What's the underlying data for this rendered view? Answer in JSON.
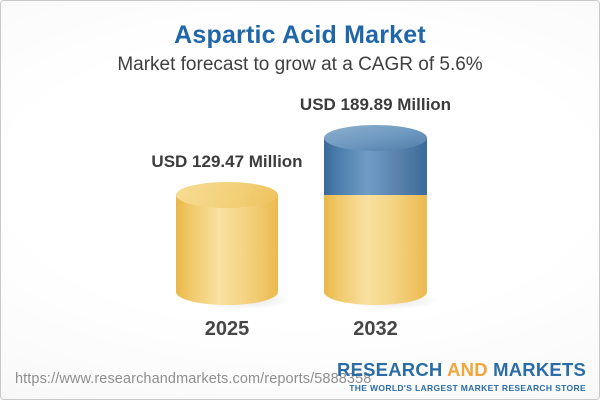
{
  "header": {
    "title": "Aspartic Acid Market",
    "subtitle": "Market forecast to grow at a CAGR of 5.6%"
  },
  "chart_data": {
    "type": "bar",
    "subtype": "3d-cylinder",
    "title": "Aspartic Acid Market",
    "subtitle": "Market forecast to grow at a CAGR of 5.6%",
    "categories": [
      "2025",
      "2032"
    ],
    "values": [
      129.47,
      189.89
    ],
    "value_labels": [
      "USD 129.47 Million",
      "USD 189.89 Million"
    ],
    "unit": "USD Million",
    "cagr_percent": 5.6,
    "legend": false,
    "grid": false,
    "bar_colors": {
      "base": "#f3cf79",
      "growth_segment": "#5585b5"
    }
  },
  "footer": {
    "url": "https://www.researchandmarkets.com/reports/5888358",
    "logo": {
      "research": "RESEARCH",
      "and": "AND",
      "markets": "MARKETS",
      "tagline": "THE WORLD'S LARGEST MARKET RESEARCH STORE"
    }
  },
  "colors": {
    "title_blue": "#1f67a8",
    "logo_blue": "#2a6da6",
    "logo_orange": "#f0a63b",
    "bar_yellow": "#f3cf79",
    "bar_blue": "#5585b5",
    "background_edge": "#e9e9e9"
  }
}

★ ★ ★ ★

• **Exercise brief**: Please write out all the data again word for word, but not the pictures.

• **Answer to the task**:
What's the underlying data for this rendered view? Answer in JSON.
{
  "header": {
    "title": "Aspartic Acid Market",
    "subtitle": "Market forecast to grow at a CAGR of 5.6%"
  },
  "chart_data": {
    "type": "bar",
    "subtype": "3d-cylinder",
    "title": "Aspartic Acid Market",
    "subtitle": "Market forecast to grow at a CAGR of 5.6%",
    "categories": [
      "2025",
      "2032"
    ],
    "values": [
      129.47,
      189.89
    ],
    "value_labels": [
      "USD 129.47 Million",
      "USD 189.89 Million"
    ],
    "unit": "USD Million",
    "cagr_percent": 5.6,
    "legend": false,
    "grid": false,
    "bar_colors": {
      "base": "#f3cf79",
      "growth_segment": "#5585b5"
    }
  },
  "footer": {
    "url": "https://www.researchandmarkets.com/reports/5888358",
    "logo": {
      "research": "RESEARCH",
      "and": "AND",
      "markets": "MARKETS",
      "tagline": "THE WORLD'S LARGEST MARKET RESEARCH STORE"
    }
  },
  "colors": {
    "title_blue": "#1f67a8",
    "logo_blue": "#2a6da6",
    "logo_orange": "#f0a63b",
    "bar_yellow": "#f3cf79",
    "bar_blue": "#5585b5",
    "background_edge": "#e9e9e9"
  }
}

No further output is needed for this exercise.